■ Problem set:
#1 In the antenna excerpt, what does the slidable antenna whip disclosed in EP-A2 0 467 822 contain in its top portion?
#2 Write out the stretch of the antenna excerpt from "Another type of" through "the above-described type.", word for word.

■ Excerpt to read:

-----

A specific type of antenna means, which has been used on personal
telephones to provide satisfactory performance, is disclosed in, e.g.,
U.S. Pat. No. 4,868,576 (Motorola), WO 94/10720 (Allgon), and WO 94/28593
(Allgon). This type of antenna means use one helical antenna mounted on a
housing of a telephone. Axially through the helical antenna there is
provided a slidable elongated radiator (which may be formed as a thin and
compact coil to improve flexibility) which is extended to increase antenna
performance and retracted to increase compactness of the telephone,
respectively, as required. WO 95/12224 (Allgon) includes the same basic
type of antenna and suggests means for broadening the bandwidth of a
helical structure to be operable in, e.g., the Japanese cellular telephone
system, JDC. The helical structure disclosed in that document can even be
expected to expand the total bandwidth in excess of the sum of the
bandwidth of each respective coil alone, see FIG. 5.
Another type of antenna means, disclosed in EP-A2 0 467 822 (Galtronics),
comprises a slidable antenna whip which contains a straight radiator in
its bottom portion and a helical radiator in its top portion. In spite
mechanical differences the radiating functions of that antenna means in
retracted and extended positions are similar to the above-described type.
These disclosed antenna means are only capable of operating within one
frequency band and they cannot be modified within the disclosed
configurations to operate within two separated frequency bands. The
pending Swedish patent application no. 9504071-3, which is a priority
application of WO 97/18601 published May 22, 1997, relates to a dual band
antenna means comprising two or more helices and that document is
incorporated herein by reference.

-----

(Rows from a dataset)
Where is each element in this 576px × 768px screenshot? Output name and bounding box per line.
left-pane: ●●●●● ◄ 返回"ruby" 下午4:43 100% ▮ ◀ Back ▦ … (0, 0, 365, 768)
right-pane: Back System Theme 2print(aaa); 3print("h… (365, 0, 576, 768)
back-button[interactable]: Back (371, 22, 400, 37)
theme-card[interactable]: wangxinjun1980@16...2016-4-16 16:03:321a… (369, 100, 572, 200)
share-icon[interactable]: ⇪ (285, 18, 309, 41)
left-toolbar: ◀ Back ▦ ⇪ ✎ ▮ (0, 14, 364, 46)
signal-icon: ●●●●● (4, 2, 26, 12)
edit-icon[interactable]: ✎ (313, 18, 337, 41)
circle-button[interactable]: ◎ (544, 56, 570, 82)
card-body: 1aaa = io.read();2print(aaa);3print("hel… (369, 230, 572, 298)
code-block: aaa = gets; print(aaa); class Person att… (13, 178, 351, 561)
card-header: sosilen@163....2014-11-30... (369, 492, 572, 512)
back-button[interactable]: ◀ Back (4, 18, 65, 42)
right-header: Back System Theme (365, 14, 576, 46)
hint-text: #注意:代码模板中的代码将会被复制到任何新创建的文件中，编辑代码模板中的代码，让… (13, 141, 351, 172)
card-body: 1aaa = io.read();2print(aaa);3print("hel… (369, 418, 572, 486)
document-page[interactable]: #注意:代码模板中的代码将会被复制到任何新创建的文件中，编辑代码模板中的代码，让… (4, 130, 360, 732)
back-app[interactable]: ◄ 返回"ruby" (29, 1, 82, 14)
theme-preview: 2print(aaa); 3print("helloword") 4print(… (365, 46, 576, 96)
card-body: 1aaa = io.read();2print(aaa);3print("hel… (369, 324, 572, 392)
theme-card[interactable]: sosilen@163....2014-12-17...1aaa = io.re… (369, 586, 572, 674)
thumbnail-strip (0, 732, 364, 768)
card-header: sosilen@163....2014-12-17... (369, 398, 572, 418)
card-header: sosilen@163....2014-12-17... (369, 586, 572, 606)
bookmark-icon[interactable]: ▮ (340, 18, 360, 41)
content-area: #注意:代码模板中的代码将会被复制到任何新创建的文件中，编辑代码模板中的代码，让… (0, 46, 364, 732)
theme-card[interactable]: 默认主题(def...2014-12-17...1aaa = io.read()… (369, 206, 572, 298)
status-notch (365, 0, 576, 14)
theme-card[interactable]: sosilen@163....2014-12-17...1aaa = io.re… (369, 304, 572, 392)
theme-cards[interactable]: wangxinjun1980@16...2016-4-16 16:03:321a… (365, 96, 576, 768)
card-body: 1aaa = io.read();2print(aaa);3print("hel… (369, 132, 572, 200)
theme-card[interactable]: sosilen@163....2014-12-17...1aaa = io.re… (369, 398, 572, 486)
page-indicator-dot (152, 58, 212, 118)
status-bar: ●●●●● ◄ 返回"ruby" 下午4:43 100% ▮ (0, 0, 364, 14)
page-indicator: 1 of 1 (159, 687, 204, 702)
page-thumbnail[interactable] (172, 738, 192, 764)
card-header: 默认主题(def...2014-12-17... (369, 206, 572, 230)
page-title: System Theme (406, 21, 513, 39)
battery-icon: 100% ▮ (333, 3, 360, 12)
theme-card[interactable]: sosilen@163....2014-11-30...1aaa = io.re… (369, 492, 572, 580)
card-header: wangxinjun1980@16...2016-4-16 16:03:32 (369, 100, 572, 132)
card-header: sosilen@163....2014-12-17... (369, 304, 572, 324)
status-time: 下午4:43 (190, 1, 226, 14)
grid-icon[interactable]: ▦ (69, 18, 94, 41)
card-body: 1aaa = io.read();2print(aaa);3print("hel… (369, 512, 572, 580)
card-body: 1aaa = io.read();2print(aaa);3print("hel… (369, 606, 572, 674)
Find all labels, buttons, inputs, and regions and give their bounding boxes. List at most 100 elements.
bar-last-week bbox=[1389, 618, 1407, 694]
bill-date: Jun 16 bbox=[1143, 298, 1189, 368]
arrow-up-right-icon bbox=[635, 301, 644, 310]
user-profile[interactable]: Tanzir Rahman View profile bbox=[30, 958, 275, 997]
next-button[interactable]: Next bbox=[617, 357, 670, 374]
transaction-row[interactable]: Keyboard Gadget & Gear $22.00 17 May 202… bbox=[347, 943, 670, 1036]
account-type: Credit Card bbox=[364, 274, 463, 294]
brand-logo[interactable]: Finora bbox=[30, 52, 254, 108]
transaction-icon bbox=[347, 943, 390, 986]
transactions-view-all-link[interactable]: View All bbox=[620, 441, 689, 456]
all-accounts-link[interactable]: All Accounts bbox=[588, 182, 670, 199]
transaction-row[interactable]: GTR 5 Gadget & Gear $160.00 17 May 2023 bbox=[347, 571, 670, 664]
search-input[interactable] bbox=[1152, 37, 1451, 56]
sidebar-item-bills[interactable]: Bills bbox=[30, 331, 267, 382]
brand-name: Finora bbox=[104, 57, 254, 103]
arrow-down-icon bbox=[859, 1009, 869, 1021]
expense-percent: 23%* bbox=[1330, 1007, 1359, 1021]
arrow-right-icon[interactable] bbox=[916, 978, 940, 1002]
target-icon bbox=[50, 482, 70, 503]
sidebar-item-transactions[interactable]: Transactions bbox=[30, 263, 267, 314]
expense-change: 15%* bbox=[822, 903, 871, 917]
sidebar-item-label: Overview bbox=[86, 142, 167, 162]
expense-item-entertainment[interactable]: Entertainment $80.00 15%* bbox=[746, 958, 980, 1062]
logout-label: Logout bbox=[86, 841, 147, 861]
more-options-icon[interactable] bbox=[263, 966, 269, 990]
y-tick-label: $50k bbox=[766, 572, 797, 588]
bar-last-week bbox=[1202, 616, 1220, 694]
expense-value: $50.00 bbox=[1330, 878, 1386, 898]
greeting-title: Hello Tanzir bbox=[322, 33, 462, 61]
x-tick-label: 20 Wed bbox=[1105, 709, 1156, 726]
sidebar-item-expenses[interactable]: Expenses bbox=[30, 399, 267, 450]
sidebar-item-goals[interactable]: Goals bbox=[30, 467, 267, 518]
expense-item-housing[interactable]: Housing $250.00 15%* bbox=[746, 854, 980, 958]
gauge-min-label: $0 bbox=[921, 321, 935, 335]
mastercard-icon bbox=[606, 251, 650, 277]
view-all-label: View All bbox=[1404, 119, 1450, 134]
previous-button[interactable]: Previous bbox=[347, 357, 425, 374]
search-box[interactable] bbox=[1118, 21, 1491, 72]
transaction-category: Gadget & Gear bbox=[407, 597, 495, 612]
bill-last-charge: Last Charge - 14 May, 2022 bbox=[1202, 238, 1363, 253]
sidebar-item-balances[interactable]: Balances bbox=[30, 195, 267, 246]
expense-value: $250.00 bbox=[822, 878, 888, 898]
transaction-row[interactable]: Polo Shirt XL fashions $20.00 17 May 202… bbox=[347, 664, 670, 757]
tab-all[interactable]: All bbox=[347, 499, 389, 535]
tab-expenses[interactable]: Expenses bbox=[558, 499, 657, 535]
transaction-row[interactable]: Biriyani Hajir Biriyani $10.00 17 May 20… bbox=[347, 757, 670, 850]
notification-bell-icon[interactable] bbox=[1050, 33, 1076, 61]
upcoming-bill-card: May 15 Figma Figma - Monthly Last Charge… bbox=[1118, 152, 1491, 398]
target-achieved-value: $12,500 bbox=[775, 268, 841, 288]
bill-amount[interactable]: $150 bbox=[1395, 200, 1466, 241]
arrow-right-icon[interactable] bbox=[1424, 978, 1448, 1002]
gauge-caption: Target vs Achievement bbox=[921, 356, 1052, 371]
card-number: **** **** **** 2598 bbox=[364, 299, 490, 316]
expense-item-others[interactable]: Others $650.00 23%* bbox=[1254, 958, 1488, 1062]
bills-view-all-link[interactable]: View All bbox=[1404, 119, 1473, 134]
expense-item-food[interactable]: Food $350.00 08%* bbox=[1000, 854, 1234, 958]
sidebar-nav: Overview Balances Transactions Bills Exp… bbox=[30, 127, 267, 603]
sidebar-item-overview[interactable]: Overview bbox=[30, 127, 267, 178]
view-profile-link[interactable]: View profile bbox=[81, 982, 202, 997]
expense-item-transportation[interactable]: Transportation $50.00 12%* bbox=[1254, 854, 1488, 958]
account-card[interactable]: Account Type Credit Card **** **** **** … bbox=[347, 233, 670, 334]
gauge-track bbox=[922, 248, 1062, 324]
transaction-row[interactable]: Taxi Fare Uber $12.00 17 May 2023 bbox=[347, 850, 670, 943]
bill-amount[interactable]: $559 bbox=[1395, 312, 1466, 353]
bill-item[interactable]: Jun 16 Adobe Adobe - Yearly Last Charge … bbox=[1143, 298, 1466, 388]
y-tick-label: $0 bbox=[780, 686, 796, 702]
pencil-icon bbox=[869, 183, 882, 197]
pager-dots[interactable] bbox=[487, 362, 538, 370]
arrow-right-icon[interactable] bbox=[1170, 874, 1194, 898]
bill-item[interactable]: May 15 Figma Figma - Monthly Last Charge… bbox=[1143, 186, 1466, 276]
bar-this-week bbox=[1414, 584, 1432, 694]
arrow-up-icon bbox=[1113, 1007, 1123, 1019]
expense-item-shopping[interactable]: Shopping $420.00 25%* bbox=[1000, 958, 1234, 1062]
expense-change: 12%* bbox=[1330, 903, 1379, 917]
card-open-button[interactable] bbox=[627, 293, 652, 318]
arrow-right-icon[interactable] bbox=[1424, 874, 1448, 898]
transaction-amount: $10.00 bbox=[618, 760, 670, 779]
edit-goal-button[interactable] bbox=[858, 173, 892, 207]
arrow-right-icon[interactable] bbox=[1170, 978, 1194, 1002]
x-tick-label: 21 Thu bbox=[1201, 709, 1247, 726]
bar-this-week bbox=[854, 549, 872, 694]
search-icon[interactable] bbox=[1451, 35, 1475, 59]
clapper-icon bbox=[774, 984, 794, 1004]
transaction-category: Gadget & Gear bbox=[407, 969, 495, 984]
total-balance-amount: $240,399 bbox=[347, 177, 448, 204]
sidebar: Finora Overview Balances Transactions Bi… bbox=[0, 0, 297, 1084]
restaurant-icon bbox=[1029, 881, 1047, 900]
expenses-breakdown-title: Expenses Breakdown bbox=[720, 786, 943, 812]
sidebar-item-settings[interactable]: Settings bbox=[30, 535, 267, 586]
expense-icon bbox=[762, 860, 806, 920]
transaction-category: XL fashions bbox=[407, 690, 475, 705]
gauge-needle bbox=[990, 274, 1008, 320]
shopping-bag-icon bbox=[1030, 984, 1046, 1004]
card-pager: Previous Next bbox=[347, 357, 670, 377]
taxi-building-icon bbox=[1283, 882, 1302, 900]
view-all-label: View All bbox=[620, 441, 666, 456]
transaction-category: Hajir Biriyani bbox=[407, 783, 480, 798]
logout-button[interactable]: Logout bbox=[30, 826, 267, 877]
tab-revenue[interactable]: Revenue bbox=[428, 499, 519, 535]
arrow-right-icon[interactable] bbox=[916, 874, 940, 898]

-----

■ Solution list:
#1 A helical radiator.

#2
Another type of antenna means, disclosed in EP-A2 0 467 822 (Galtronics),
comprises a slidable antenna whip which contains a straight radiator in
its bottom portion and a helical radiator in its top portion. In spite
mechanical differences the radiating functions of that antenna means in
retracted and extended positions are similar to the above-described type.